Identify every line in the records below that contains the word "color", and reproduce each one.

== Material supplied

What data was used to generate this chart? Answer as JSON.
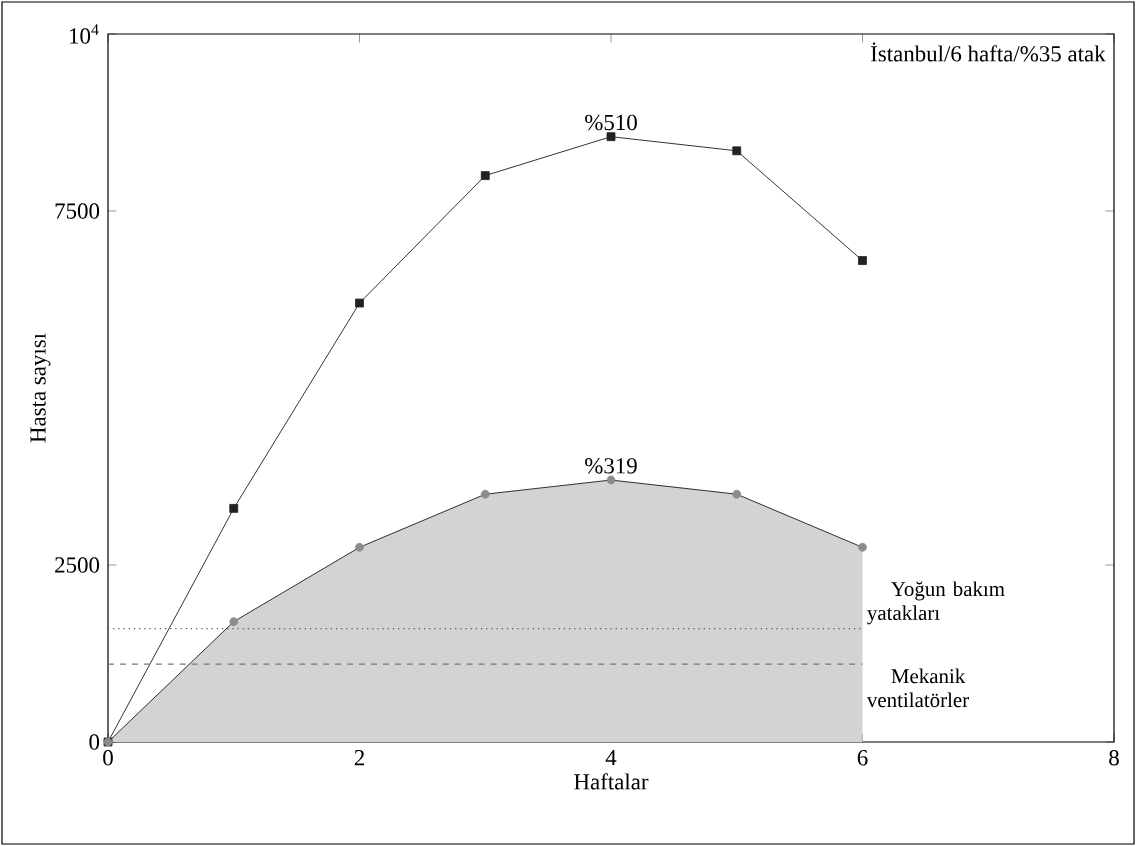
{
  "chart_data": {
    "type": "line",
    "xlabel": "Haftalar",
    "ylabel": "Hasta sayısı",
    "x": [
      0,
      1,
      2,
      3,
      4,
      5,
      6
    ],
    "series": [
      {
        "color": "#222222",
        "marker": "square",
        "values": [
          0,
          3300,
          6200,
          8000,
          8550,
          8350,
          6800
        ]
      },
      {
        "type": "area",
        "color": "#8c8c8c",
        "values": [
          0,
          1700,
          2750,
          3500,
          3700,
          3500,
          2750
        ]
      }
    ],
    "xlim": [
      0,
      8
    ],
    "ylim": [
      0,
      10000
    ],
    "xticks": [
      0,
      2,
      4,
      6,
      8
    ],
    "yticks": [
      0,
      2500,
      7500,
      {
        "value": 10000,
        "label": "10$^{4}$"
      }
    ],
    "ref_lines": [
      {
        "axis": "y",
        "value": 1600,
        "label": "Yoğun bakım yatakları",
        "color": "#555555",
        "line_style": "dotted"
      },
      {
        "axis": "y",
        "value": 1100,
        "label": "Mekanik ventilatörler",
        "color": "#777777",
        "line_style": "dashed"
      }
    ],
    "annotations": [
      "İstanbul/6 hafta/%35 atak",
      {
        "text": "%510",
        "x": 4,
        "y": 8550
      },
      {
        "text": "%319",
        "x": 4,
        "y": 3700
      }
    ],
    "marker": "circle",
    "line_style": "solid",
    "grid": false
  }
}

====

Response to the task:
        "color": "#222222",
        "color": "#8c8c8c",
        "color": "#555555",
        "color": "#777777",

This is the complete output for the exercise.